→ **Work to complete**
The entries below are to be repeated exactly as they stand.
────────────────────────────────────────
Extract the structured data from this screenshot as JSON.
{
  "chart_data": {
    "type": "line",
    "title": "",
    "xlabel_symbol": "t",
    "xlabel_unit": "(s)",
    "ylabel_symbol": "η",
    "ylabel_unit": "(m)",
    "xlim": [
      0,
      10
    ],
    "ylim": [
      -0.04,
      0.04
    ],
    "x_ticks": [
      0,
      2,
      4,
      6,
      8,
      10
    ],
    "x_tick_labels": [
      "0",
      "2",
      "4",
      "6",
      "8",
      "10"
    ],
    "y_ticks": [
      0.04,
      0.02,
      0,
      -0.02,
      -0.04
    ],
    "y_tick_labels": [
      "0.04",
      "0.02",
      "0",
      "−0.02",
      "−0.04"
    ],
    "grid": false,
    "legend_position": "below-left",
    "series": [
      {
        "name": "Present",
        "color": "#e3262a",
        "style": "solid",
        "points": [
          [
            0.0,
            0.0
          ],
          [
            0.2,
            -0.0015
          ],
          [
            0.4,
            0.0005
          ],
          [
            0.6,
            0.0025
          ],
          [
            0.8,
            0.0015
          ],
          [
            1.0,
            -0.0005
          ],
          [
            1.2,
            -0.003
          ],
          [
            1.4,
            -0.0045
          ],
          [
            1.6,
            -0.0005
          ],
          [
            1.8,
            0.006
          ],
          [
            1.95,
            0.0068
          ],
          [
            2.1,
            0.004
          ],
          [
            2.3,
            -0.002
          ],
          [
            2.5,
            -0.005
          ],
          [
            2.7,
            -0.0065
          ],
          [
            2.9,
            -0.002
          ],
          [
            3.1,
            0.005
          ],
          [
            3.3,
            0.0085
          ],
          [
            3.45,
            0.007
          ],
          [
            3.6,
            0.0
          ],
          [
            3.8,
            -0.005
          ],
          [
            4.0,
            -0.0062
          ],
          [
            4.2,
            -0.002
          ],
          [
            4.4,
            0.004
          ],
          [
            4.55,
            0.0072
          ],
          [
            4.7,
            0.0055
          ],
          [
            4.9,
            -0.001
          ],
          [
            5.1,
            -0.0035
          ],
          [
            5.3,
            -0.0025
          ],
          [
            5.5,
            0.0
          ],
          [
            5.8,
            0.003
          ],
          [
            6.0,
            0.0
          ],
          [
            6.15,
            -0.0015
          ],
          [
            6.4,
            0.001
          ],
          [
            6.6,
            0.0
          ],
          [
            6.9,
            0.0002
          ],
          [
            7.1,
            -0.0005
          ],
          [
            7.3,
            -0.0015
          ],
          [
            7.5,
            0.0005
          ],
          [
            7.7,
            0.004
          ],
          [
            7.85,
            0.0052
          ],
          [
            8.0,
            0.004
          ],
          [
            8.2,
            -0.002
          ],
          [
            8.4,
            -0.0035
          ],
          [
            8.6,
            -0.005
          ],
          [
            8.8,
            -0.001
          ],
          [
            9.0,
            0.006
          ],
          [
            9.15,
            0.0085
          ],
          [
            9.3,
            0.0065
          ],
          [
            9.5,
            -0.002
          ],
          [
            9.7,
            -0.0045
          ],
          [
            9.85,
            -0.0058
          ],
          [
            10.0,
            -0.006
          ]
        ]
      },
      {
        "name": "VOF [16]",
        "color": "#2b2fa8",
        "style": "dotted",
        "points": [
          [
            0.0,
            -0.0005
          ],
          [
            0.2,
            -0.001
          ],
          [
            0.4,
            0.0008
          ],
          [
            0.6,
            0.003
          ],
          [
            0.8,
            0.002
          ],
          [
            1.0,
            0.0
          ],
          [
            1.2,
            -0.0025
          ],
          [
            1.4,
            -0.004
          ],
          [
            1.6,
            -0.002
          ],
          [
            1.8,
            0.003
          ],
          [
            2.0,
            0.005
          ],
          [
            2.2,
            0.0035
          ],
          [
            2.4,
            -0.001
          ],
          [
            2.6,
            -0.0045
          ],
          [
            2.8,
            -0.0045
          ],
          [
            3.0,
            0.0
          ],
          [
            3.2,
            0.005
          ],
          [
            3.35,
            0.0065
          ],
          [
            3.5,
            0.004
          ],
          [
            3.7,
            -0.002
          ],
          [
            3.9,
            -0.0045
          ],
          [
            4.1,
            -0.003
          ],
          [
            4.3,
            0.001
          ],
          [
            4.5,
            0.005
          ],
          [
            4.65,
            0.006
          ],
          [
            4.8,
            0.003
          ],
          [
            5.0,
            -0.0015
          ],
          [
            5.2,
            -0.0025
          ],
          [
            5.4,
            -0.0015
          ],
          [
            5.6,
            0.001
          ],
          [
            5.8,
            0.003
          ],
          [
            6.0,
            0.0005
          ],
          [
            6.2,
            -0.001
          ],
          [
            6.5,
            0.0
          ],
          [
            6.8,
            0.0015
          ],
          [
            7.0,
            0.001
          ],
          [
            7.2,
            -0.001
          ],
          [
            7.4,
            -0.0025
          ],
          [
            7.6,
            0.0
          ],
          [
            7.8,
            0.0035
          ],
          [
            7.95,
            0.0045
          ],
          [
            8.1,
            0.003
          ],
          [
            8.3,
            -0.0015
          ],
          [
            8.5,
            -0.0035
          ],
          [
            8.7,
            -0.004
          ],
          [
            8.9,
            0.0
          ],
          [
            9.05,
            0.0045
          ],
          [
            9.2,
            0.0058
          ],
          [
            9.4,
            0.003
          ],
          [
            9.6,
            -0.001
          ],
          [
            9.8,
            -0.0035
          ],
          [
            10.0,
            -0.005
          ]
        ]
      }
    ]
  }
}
────────────────────────────────────────
→ **Written answer**
Extract the structured data from this screenshot as JSON.
{
  "chart_data": {
    "type": "line",
    "title": "",
    "xlabel_symbol": "t",
    "xlabel_unit": "(s)",
    "ylabel_symbol": "η",
    "ylabel_unit": "(m)",
    "xlim": [
      0,
      10
    ],
    "ylim": [
      -0.04,
      0.04
    ],
    "x_ticks": [
      0,
      2,
      4,
      6,
      8,
      10
    ],
    "x_tick_labels": [
      "0",
      "2",
      "4",
      "6",
      "8",
      "10"
    ],
    "y_ticks": [
      0.04,
      0.02,
      0,
      -0.02,
      -0.04
    ],
    "y_tick_labels": [
      "0.04",
      "0.02",
      "0",
      "−0.02",
      "−0.04"
    ],
    "grid": false,
    "legend_position": "below-left",
    "series": [
      {
        "name": "Present",
        "color": "#e3262a",
        "style": "solid",
        "points": [
          [
            0.0,
            0.0
          ],
          [
            0.2,
            -0.0015
          ],
          [
            0.4,
            0.0005
          ],
          [
            0.6,
            0.0025
          ],
          [
            0.8,
            0.0015
          ],
          [
            1.0,
            -0.0005
          ],
          [
            1.2,
            -0.003
          ],
          [
            1.4,
            -0.0045
          ],
          [
            1.6,
            -0.0005
          ],
          [
            1.8,
            0.006
          ],
          [
            1.95,
            0.0068
          ],
          [
            2.1,
            0.004
          ],
          [
            2.3,
            -0.002
          ],
          [
            2.5,
            -0.005
          ],
          [
            2.7,
            -0.0065
          ],
          [
            2.9,
            -0.002
          ],
          [
            3.1,
            0.005
          ],
          [
            3.3,
            0.0085
          ],
          [
            3.45,
            0.007
          ],
          [
            3.6,
            0.0
          ],
          [
            3.8,
            -0.005
          ],
          [
            4.0,
            -0.0062
          ],
          [
            4.2,
            -0.002
          ],
          [
            4.4,
            0.004
          ],
          [
            4.55,
            0.0072
          ],
          [
            4.7,
            0.0055
          ],
          [
            4.9,
            -0.001
          ],
          [
            5.1,
            -0.0035
          ],
          [
            5.3,
            -0.0025
          ],
          [
            5.5,
            0.0
          ],
          [
            5.8,
            0.003
          ],
          [
            6.0,
            0.0
          ],
          [
            6.15,
            -0.0015
          ],
          [
            6.4,
            0.001
          ],
          [
            6.6,
            0.0
          ],
          [
            6.9,
            0.0002
          ],
          [
            7.1,
            -0.0005
          ],
          [
            7.3,
            -0.0015
          ],
          [
            7.5,
            0.0005
          ],
          [
            7.7,
            0.004
          ],
          [
            7.85,
            0.0052
          ],
          [
            8.0,
            0.004
          ],
          [
            8.2,
            -0.002
          ],
          [
            8.4,
            -0.0035
          ],
          [
            8.6,
            -0.005
          ],
          [
            8.8,
            -0.001
          ],
          [
            9.0,
            0.006
          ],
          [
            9.15,
            0.0085
          ],
          [
            9.3,
            0.0065
          ],
          [
            9.5,
            -0.002
          ],
          [
            9.7,
            -0.0045
          ],
          [
            9.85,
            -0.0058
          ],
          [
            10.0,
            -0.006
          ]
        ]
      },
      {
        "name": "VOF [16]",
        "color": "#2b2fa8",
        "style": "dotted",
        "points": [
          [
            0.0,
            -0.0005
          ],
          [
            0.2,
            -0.001
          ],
          [
            0.4,
            0.0008
          ],
          [
            0.6,
            0.003
          ],
          [
            0.8,
            0.002
          ],
          [
            1.0,
            0.0
          ],
          [
            1.2,
            -0.0025
          ],
          [
            1.4,
            -0.004
          ],
          [
            1.6,
            -0.002
          ],
          [
            1.8,
            0.003
          ],
          [
            2.0,
            0.005
          ],
          [
            2.2,
            0.0035
          ],
          [
            2.4,
            -0.001
          ],
          [
            2.6,
            -0.0045
          ],
          [
            2.8,
            -0.0045
          ],
          [
            3.0,
            0.0
          ],
          [
            3.2,
            0.005
          ],
          [
            3.35,
            0.0065
          ],
          [
            3.5,
            0.004
          ],
          [
            3.7,
            -0.002
          ],
          [
            3.9,
            -0.0045
          ],
          [
            4.1,
            -0.003
          ],
          [
            4.3,
            0.001
          ],
          [
            4.5,
            0.005
          ],
          [
            4.65,
            0.006
          ],
          [
            4.8,
            0.003
          ],
          [
            5.0,
            -0.0015
          ],
          [
            5.2,
            -0.0025
          ],
          [
            5.4,
            -0.0015
          ],
          [
            5.6,
            0.001
          ],
          [
            5.8,
            0.003
          ],
          [
            6.0,
            0.0005
          ],
          [
            6.2,
            -0.001
          ],
          [
            6.5,
            0.0
          ],
          [
            6.8,
            0.0015
          ],
          [
            7.0,
            0.001
          ],
          [
            7.2,
            -0.001
          ],
          [
            7.4,
            -0.0025
          ],
          [
            7.6,
            0.0
          ],
          [
            7.8,
            0.0035
          ],
          [
            7.95,
            0.0045
          ],
          [
            8.1,
            0.003
          ],
          [
            8.3,
            -0.0015
          ],
          [
            8.5,
            -0.0035
          ],
          [
            8.7,
            -0.004
          ],
          [
            8.9,
            0.0
          ],
          [
            9.05,
            0.0045
          ],
          [
            9.2,
            0.0058
          ],
          [
            9.4,
            0.003
          ],
          [
            9.6,
            -0.001
          ],
          [
            9.8,
            -0.0035
          ],
          [
            10.0,
            -0.005
          ]
        ]
      }
    ]
  }
}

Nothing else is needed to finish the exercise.